==== Supplied records ====
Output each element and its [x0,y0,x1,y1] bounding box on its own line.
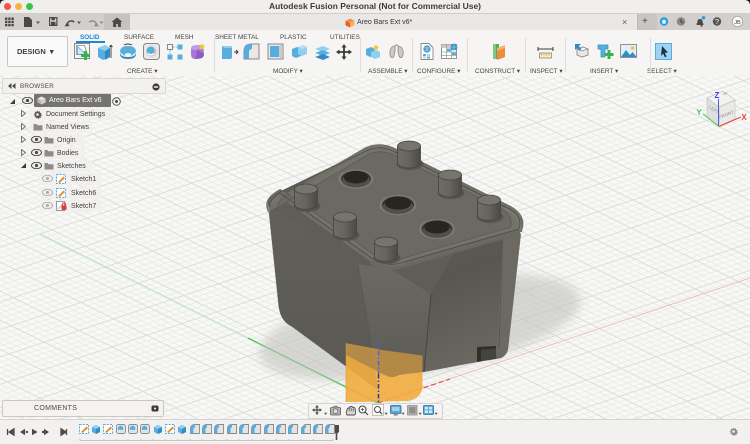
svg-text:?: ? [715,17,719,26]
svg-text:Z: Z [715,91,720,100]
svg-text:UP: UP [723,92,729,96]
svg-text:X: X [741,113,747,122]
svg-text:Y: Y [696,108,702,117]
svg-text:JB: JB [734,20,741,26]
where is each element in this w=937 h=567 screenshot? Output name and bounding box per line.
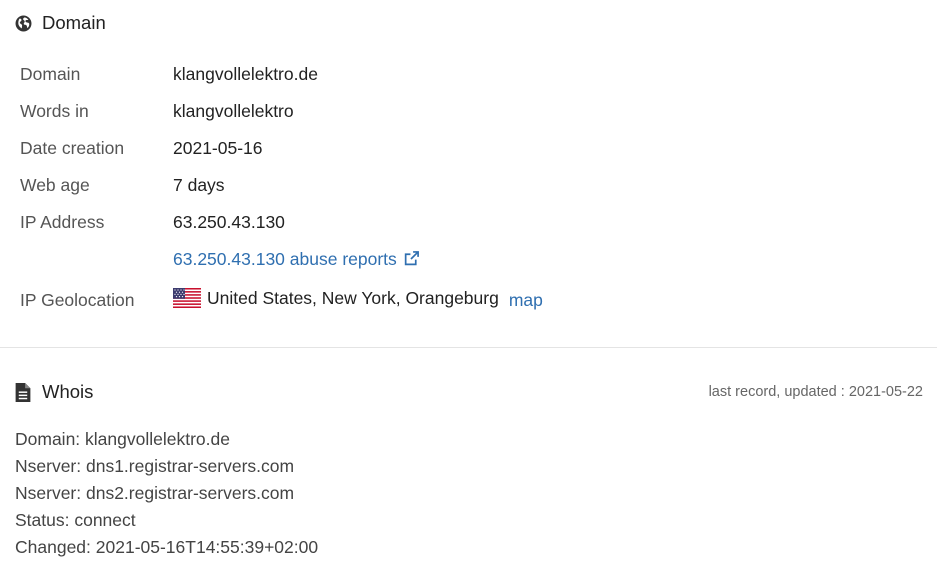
ip-geolocation-value: United States, New York, Orangeburg: [207, 288, 499, 308]
date-creation-label: Date creation: [20, 138, 125, 158]
whois-section-header: Whois: [14, 381, 93, 403]
map-link[interactable]: map: [509, 290, 543, 310]
globe-icon: [14, 14, 32, 32]
domain-section-header: Domain: [14, 12, 106, 34]
whois-section-title: Whois: [42, 381, 94, 402]
whois-record: Domain: klangvollelektro.de Nserver: dns…: [15, 426, 318, 561]
date-creation-value: 2021-05-16: [173, 138, 263, 158]
words-in-value: klangvollelektro: [173, 101, 294, 121]
whois-line: Nserver: dns2.registrar-servers.com: [15, 483, 295, 503]
whois-updated-note: last record, updated : 2021-05-22: [708, 384, 923, 400]
document-icon: [14, 382, 32, 402]
ip-geolocation-container: United States, New York, Orangeburg map: [173, 284, 543, 316]
whois-line: Nserver: dns1.registrar-servers.com: [15, 456, 295, 476]
ip-address-label: IP Address: [20, 212, 105, 232]
domain-label: Domain: [20, 64, 81, 84]
words-in-label: Words in: [20, 101, 89, 121]
us-flag-icon: [173, 288, 201, 316]
ip-address-link[interactable]: 63.250.43.130: [173, 208, 285, 236]
domain-section-title: Domain: [42, 12, 106, 33]
web-age-value: 7 days: [173, 175, 225, 195]
abuse-reports-container: 63.250.43.130 abuse reports: [173, 245, 420, 275]
web-age-label: Web age: [20, 175, 90, 195]
domain-value: klangvollelektro.de: [173, 64, 318, 84]
external-link-icon[interactable]: [403, 247, 420, 275]
whois-line: Status: connect: [15, 510, 136, 530]
whois-line: Domain: klangvollelektro.de: [15, 429, 230, 449]
whois-line: Changed: 2021-05-16T14:55:39+02:00: [15, 537, 319, 557]
ip-geolocation-label: IP Geolocation: [20, 290, 135, 310]
section-divider: [0, 347, 937, 348]
abuse-reports-link[interactable]: 63.250.43.130 abuse reports: [173, 249, 397, 269]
====
Please retype everything in the material from the line containing "svg-text:?: ? [715,17,719,26]" down to the line containing "svg-text:JB: JB [734,20,741,26]", both included.

svg-text:?: ? [715,17,719,26]
svg-text:Z: Z [715,91,720,100]
svg-text:UP: UP [723,92,729,96]
svg-text:X: X [741,113,747,122]
svg-text:Y: Y [696,108,702,117]
svg-text:JB: JB [734,20,741,26]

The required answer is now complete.